___ DATASET EXTRACT

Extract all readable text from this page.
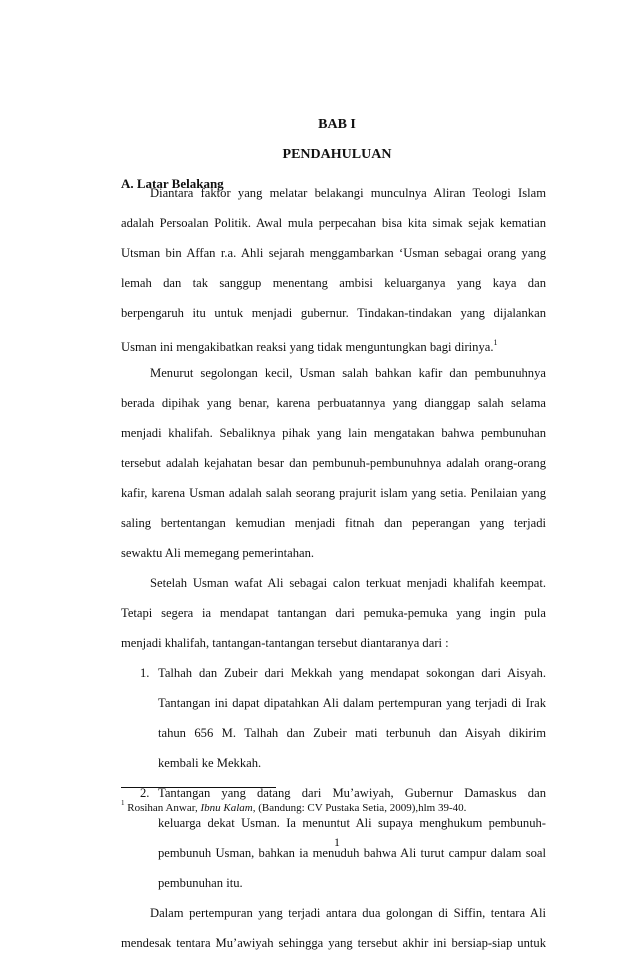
BAB I
PENDAHULUAN
A. Latar Belakang
Diantara faktor yang melatar belakangi munculnya Aliran Teologi Islam
adalah Persoalan Politik. Awal mula perpecahan bisa kita simak sejak kematian
Utsman bin Affan r.a. Ahli sejarah menggambarkan ‘Usman sebagai orang yang
lemah dan tak sanggup menentang ambisi keluarganya yang kaya dan
berpengaruh itu untuk menjadi gubernur. Tindakan-tindakan yang dijalankan
Usman ini mengakibatkan reaksi yang tidak menguntungkan bagi dirinya.$^1$
Menurut segolongan kecil, Usman salah bahkan kafir dan pembunuhnya
berada dipihak yang benar, karena perbuatannya yang dianggap salah selama
menjadi khalifah. Sebaliknya pihak yang lain mengatakan bahwa pembunuhan
tersebut adalah kejahatan besar dan pembunuh-pembunuhnya adalah orang-orang
kafir, karena Usman adalah salah seorang prajurit islam yang setia. Penilaian yang
saling bertentangan kemudian menjadi fitnah dan peperangan yang terjadi
sewaktu Ali memegang pemerintahan.
Setelah Usman wafat Ali sebagai calon terkuat menjadi khalifah keempat.
Tetapi segera ia mendapat tantangan dari pemuka-pemuka yang ingin pula
menjadi khalifah, tantangan-tantangan tersebut diantaranya dari :
1. Talhah dan Zubeir dari Mekkah yang mendapat sokongan dari Aisyah.
Tantangan ini dapat dipatahkan Ali dalam pertempuran yang terjadi di Irak
tahun 656 M. Talhah dan Zubeir mati terbunuh dan Aisyah dikirim
kembali ke Mekkah.
2. Tantangan yang datang dari Mu’awiyah, Gubernur Damaskus dan
keluarga dekat Usman. Ia menuntut Ali supaya menghukum pembunuh-
pembunuh Usman, bahkan ia menuduh bahwa Ali turut campur dalam soal
pembunuhan itu.
Dalam pertempuran yang terjadi antara dua golongan di Siffin, tentara Ali
mendesak tentara Mu’awiyah sehingga yang tersebut akhir ini bersiap-siap untuk
$^1$ Rosihan Anwar, Ibnu Kalam, (Bandung: CV Pustaka Setia, 2009),hlm 39-40.
1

______

PROBLEM REQUIREMENTS » Reproduce each record from above exactly; pictures do not belong in the copy.

WRITTEN REPLY »
Extract all readable text from this page.
BAB I
PENDAHULUAN
A. Latar Belakang
Diantara faktor yang melatar belakangi munculnya Aliran Teologi Islam
adalah Persoalan Politik. Awal mula perpecahan bisa kita simak sejak kematian
Utsman bin Affan r.a. Ahli sejarah menggambarkan ‘Usman sebagai orang yang
lemah dan tak sanggup menentang ambisi keluarganya yang kaya dan
berpengaruh itu untuk menjadi gubernur. Tindakan-tindakan yang dijalankan
Usman ini mengakibatkan reaksi yang tidak menguntungkan bagi dirinya.$^1$
Menurut segolongan kecil, Usman salah bahkan kafir dan pembunuhnya
berada dipihak yang benar, karena perbuatannya yang dianggap salah selama
menjadi khalifah. Sebaliknya pihak yang lain mengatakan bahwa pembunuhan
tersebut adalah kejahatan besar dan pembunuh-pembunuhnya adalah orang-orang
kafir, karena Usman adalah salah seorang prajurit islam yang setia. Penilaian yang
saling bertentangan kemudian menjadi fitnah dan peperangan yang terjadi
sewaktu Ali memegang pemerintahan.
Setelah Usman wafat Ali sebagai calon terkuat menjadi khalifah keempat.
Tetapi segera ia mendapat tantangan dari pemuka-pemuka yang ingin pula
menjadi khalifah, tantangan-tantangan tersebut diantaranya dari :
1. Talhah dan Zubeir dari Mekkah yang mendapat sokongan dari Aisyah.
Tantangan ini dapat dipatahkan Ali dalam pertempuran yang terjadi di Irak
tahun 656 M. Talhah dan Zubeir mati terbunuh dan Aisyah dikirim
kembali ke Mekkah.
2. Tantangan yang datang dari Mu’awiyah, Gubernur Damaskus dan
keluarga dekat Usman. Ia menuntut Ali supaya menghukum pembunuh-
pembunuh Usman, bahkan ia menuduh bahwa Ali turut campur dalam soal
pembunuhan itu.
Dalam pertempuran yang terjadi antara dua golongan di Siffin, tentara Ali
mendesak tentara Mu’awiyah sehingga yang tersebut akhir ini bersiap-siap untuk
$^1$ Rosihan Anwar, Ibnu Kalam, (Bandung: CV Pustaka Setia, 2009),hlm 39-40.
1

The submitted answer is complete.